------ 提示された文章

ユング派の心理療法家に河合隼雄氏がいる。河合氏は心理学の専門書でも、一般の人が読みやすい本を多く残している。夢分析についても河合氏の解釈はわかりやすい。
夢を読み解くのは難しい面がある。しかし、河合氏の解釈を参考にすると、夢には何らかの意味があり、無意識から意識に対してメッセージを送ってきていることが、理解できる。
河合氏の本に掲載されている夢の事例を参考にしつつ、心理学の観点から夢の意味を読み解いていく。
❶警告夢:ブレーキがきかない
夢は無意識からのメッセージです。無意識は、普段の自分が気づけないことに気づいています。無意識が気づいていることを、無意識は夢を通して、人に伝えようとしているのです。
夢分析を重視したユングは、『ユング 夢分析』(みすず書房)の中で、こう書いています。
「こころとは自己調整を行うシステムであり、体という生がそうするのと同じようにしてバランスをとっています。行き過ぎた過程に対しては、それが何であれ直ちに、そして確実に補償が始まります。この補償抜きにしては、正常な新陳代謝も正常な心もありえません。」
『ユング夢分析』(みすず書房)p22
つまり、ユング心理学の論でいけば、人は、「こころのバランス」をとるために夢を見ている、といえます。
人には「いけないと、わかっているけど、やめられない」ことがあります。「こうすると体にいい」とわかっていながら、できないことがあります。
そう考えると、誰もが、何らかの形で少しはバランスが崩れていて、かたよっているものなのです。ただ、その「かたより」が、行き過ぎてしまうと、大きくバランスをくずすことになり、健康を害したり、人生がうまくいかなくなったりします。

------------
------ データ部分

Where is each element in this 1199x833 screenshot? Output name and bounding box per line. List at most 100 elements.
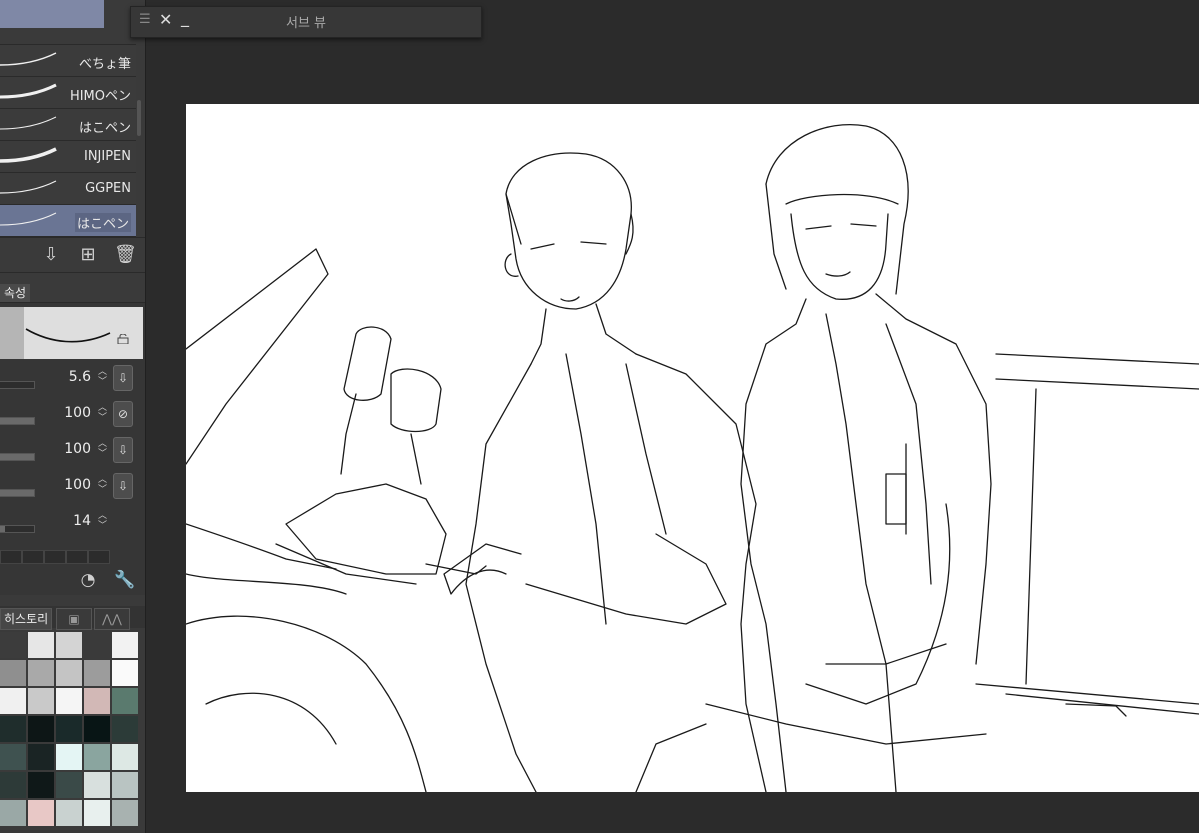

------------

夢分析についての文章をもとに、次の問いに答えてください。
(a) 河合隼雄氏は何派の心理療法家だと書かれていますか。
(b) 引用されたユングの言葉の出典について、出版社とページ数を答えてください。
(c) ユング心理学の論でいけば、人は何のために夢を見ているといえますか。

**解答:**
(a) ユング派です。
(b) 出版社はみすず書房で、22ページです。
(c) 「こころのバランス」をとるためです。